(Dataset entries)
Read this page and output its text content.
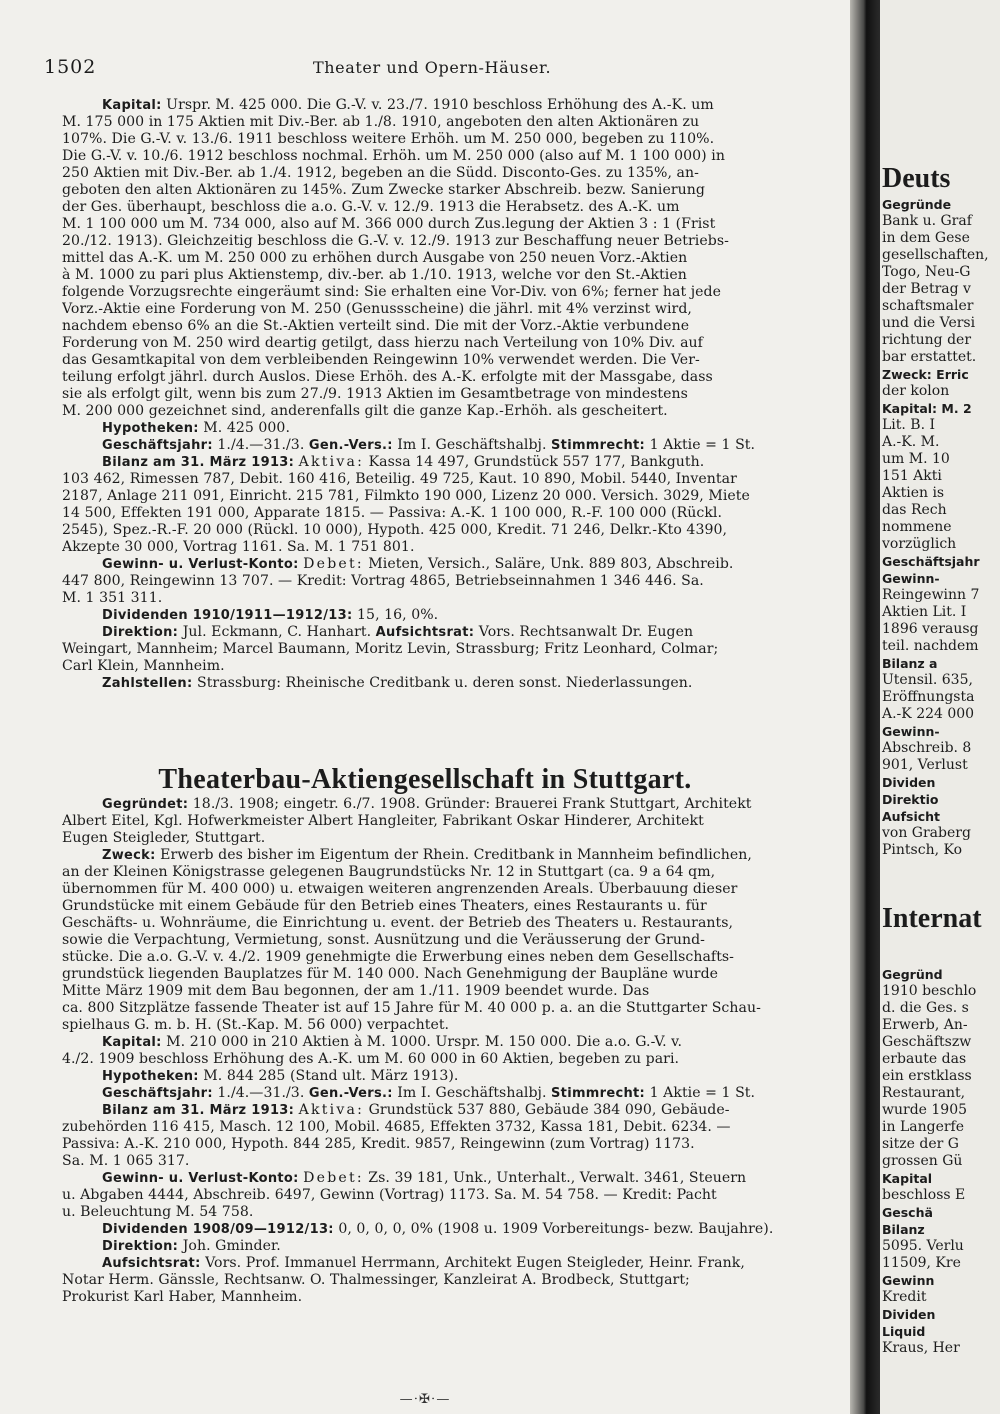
1502	Theater und Opern-Häuser.
Kapital: Urspr. M. 425 000. Die G.-V. v. 23./7. 1910 beschloss Erhöhung des A.-K. um
M. 175 000 in 175 Aktien mit Div.-Ber. ab 1./8. 1910, angeboten den alten Aktionären zu
107%. Die G.-V. v. 13./6. 1911 beschloss weitere Erhöh. um M. 250 000, begeben zu 110%.
Die G.-V. v. 10./6. 1912 beschloss nochmal. Erhöh. um M. 250 000 (also auf M. 1 100 000) in
250 Aktien mit Div.-Ber. ab 1./4. 1912, begeben an die Südd. Disconto-Ges. zu 135%, an-
geboten den alten Aktionären zu 145%. Zum Zwecke starker Abschreib. bezw. Sanierung
der Ges. überhaupt, beschloss die a.o. G.-V. v. 12./9. 1913 die Herabsetz. des A.-K. um
M. 1 100 000 um M. 734 000, also auf M. 366 000 durch Zus.legung der Aktien 3 : 1 (Frist
20./12. 1913). Gleichzeitig beschloss die G.-V. v. 12./9. 1913 zur Beschaffung neuer Betriebs-
mittel das A.-K. um M. 250 000 zu erhöhen durch Ausgabe von 250 neuen Vorz.-Aktien
à M. 1000 zu pari plus Aktienstemp, div.-ber. ab 1./10. 1913, welche vor den St.-Aktien
folgende Vorzugsrechte eingeräumt sind: Sie erhalten eine Vor-Div. von 6%; ferner hat jede
Vorz.-Aktie eine Forderung von M. 250 (Genussscheine) die jährl. mit 4% verzinst wird,
nachdem ebenso 6% an die St.-Aktien verteilt sind. Die mit der Vorz.-Aktie verbundene
Forderung von M. 250 wird deartig getilgt, dass hierzu nach Verteilung von 10% Div. auf
das Gesamtkapital von dem verbleibenden Reingewinn 10% verwendet werden. Die Ver-
teilung erfolgt jährl. durch Auslos. Diese Erhöh. des A.-K. erfolgte mit der Massgabe, dass
sie als erfolgt gilt, wenn bis zum 27./9. 1913 Aktien im Gesamtbetrage von mindestens
M. 200 000 gezeichnet sind, anderenfalls gilt die ganze Kap.-Erhöh. als gescheitert.
Hypotheken: M. 425 000.
Geschäftsjahr: 1./4.—31./3. Gen.-Vers.: Im I. Geschäftshalbj. Stimmrecht: 1 Aktie = 1 St.
Bilanz am 31. März 1913: Aktiva: Kassa 14 497, Grundstück 557 177, Bankguth.
103 462, Rimessen 787, Debit. 160 416, Beteilig. 49 725, Kaut. 10 890, Mobil. 5440, Inventar
2187, Anlage 211 091, Einricht. 215 781, Filmkto 190 000, Lizenz 20 000. Versich. 3029, Miete
14 500, Effekten 191 000, Apparate 1815. — Passiva: A.-K. 1 100 000, R.-F. 100 000 (Rückl.
2545), Spez.-R.-F. 20 000 (Rückl. 10 000), Hypoth. 425 000, Kredit. 71 246, Delkr.-Kto 4390,
Akzepte 30 000, Vortrag 1161. Sa. M. 1 751 801.
Gewinn- u. Verlust-Konto: Debet: Mieten, Versich., Saläre, Unk. 889 803, Abschreib.
447 800, Reingewinn 13 707. — Kredit: Vortrag 4865, Betriebseinnahmen 1 346 446. Sa.
M. 1 351 311.
Dividenden 1910/1911—1912/13: 15, 16, 0%.
Direktion: Jul. Eckmann, C. Hanhart. Aufsichtsrat: Vors. Rechtsanwalt Dr. Eugen
Weingart, Mannheim; Marcel Baumann, Moritz Levin, Strassburg; Fritz Leonhard, Colmar;
Carl Klein, Mannheim.
Zahlstellen: Strassburg: Rheinische Creditbank u. deren sonst. Niederlassungen.
Theaterbau-Aktiengesellschaft in Stuttgart.
Gegründet: 18./3. 1908; eingetr. 6./7. 1908. Gründer: Brauerei Frank Stuttgart, Architekt
Albert Eitel, Kgl. Hofwerkmeister Albert Hangleiter, Fabrikant Oskar Hinderer, Architekt
Eugen Steigleder, Stuttgart.
Zweck: Erwerb des bisher im Eigentum der Rhein. Creditbank in Mannheim befindlichen,
an der Kleinen Königstrasse gelegenen Baugrundstücks Nr. 12 in Stuttgart (ca. 9 a 64 qm,
übernommen für M. 400 000) u. etwaigen weiteren angrenzenden Areals. Überbauung dieser
Grundstücke mit einem Gebäude für den Betrieb eines Theaters, eines Restaurants u. für
Geschäfts- u. Wohnräume, die Einrichtung u. event. der Betrieb des Theaters u. Restaurants,
sowie die Verpachtung, Vermietung, sonst. Ausnützung und die Veräusserung der Grund-
stücke. Die a.o. G.-V. v. 4./2. 1909 genehmigte die Erwerbung eines neben dem Gesellschafts-
grundstück liegenden Bauplatzes für M. 140 000. Nach Genehmigung der Baupläne wurde
Mitte März 1909 mit dem Bau begonnen, der am 1./11. 1909 beendet wurde. Das
ca. 800 Sitzplätze fassende Theater ist auf 15 Jahre für M. 40 000 p. a. an die Stuttgarter Schau-
spielhaus G. m. b. H. (St.-Kap. M. 56 000) verpachtet.
Kapital: M. 210 000 in 210 Aktien à M. 1000. Urspr. M. 150 000. Die a.o. G.-V. v.
4./2. 1909 beschloss Erhöhung des A.-K. um M. 60 000 in 60 Aktien, begeben zu pari.
Hypotheken: M. 844 285 (Stand ult. März 1913).
Geschäftsjahr: 1./4.—31./3. Gen.-Vers.: Im I. Geschäftshalbj. Stimmrecht: 1 Aktie = 1 St.
Bilanz am 31. März 1913: Aktiva: Grundstück 537 880, Gebäude 384 090, Gebäude-
zubehörden 116 415, Masch. 12 100, Mobil. 4685, Effekten 3732, Kassa 181, Debit. 6234. —
Passiva: A.-K. 210 000, Hypoth. 844 285, Kredit. 9857, Reingewinn (zum Vortrag) 1173.
Sa. M. 1 065 317.
Gewinn- u. Verlust-Konto: Debet: Zs. 39 181, Unk., Unterhalt., Verwalt. 3461, Steuern
u. Abgaben 4444, Abschreib. 6497, Gewinn (Vortrag) 1173. Sa. M. 54 758. — Kredit: Pacht
u. Beleuchtung M. 54 758.
Dividenden 1908/09—1912/13: 0, 0, 0, 0, 0% (1908 u. 1909 Vorbereitungs- bezw. Baujahre).
Direktion: Joh. Gminder.
Aufsichtsrat: Vors. Prof. Immanuel Herrmann, Architekt Eugen Steigleder, Heinr. Frank,
Notar Herm. Gänssle, Rechtsanw. O. Thalmessinger, Kanzleirat A. Brodbeck, Stuttgart;
Prokurist Karl Haber, Mannheim.
—⋅✠⋅—
Deuts
Gegründe
Bank u. Graf
in dem Gese
gesellschaften,
Togo, Neu-G
der Betrag v
schaftsmaler
und die Versi
richtung der
bar erstattet.
Zweck: Erric
der kolon
Kapital: M. 2
Lit. B. I
A.-K. M.
um M. 10
151 Akti
Aktien is
das Rech
nommene
vorzüglich
Geschäftsjahr
Gewinn-
Reingewinn 7
Aktien Lit. I
1896 verausg
teil. nachdem
Bilanz a
Utensil. 635,
Eröffnungsta
A.-K 224 000
Gewinn-
Abschreib. 8
901, Verlust
Dividen
Direktio
Aufsicht
von Graberg
Pintsch, Ko
Internat
Gegründ
1910 beschlo
d. die Ges. s
Erwerb, An-
Geschäftszw
erbaute das
ein erstklass
Restaurant,
wurde 1905
in Langerfe
sitze der G
grossen Gü
Kapital
beschloss E
Geschä
Bilanz
5095. Verlu
11509, Kre
Gewinn
Kredit
Dividen
Liquid
Kraus, Her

→ DO THIS:
Return a copy of every line that includes the word "Aktiva".

→ OUTPUT FOR THIS TASK:
Bilanz am 31. März 1913: Aktiva: Kassa 14 497, Grundstück 557 177, Bankguth.
Bilanz am 31. März 1913: Aktiva: Grundstück 537 880, Gebäude 384 090, Gebäude-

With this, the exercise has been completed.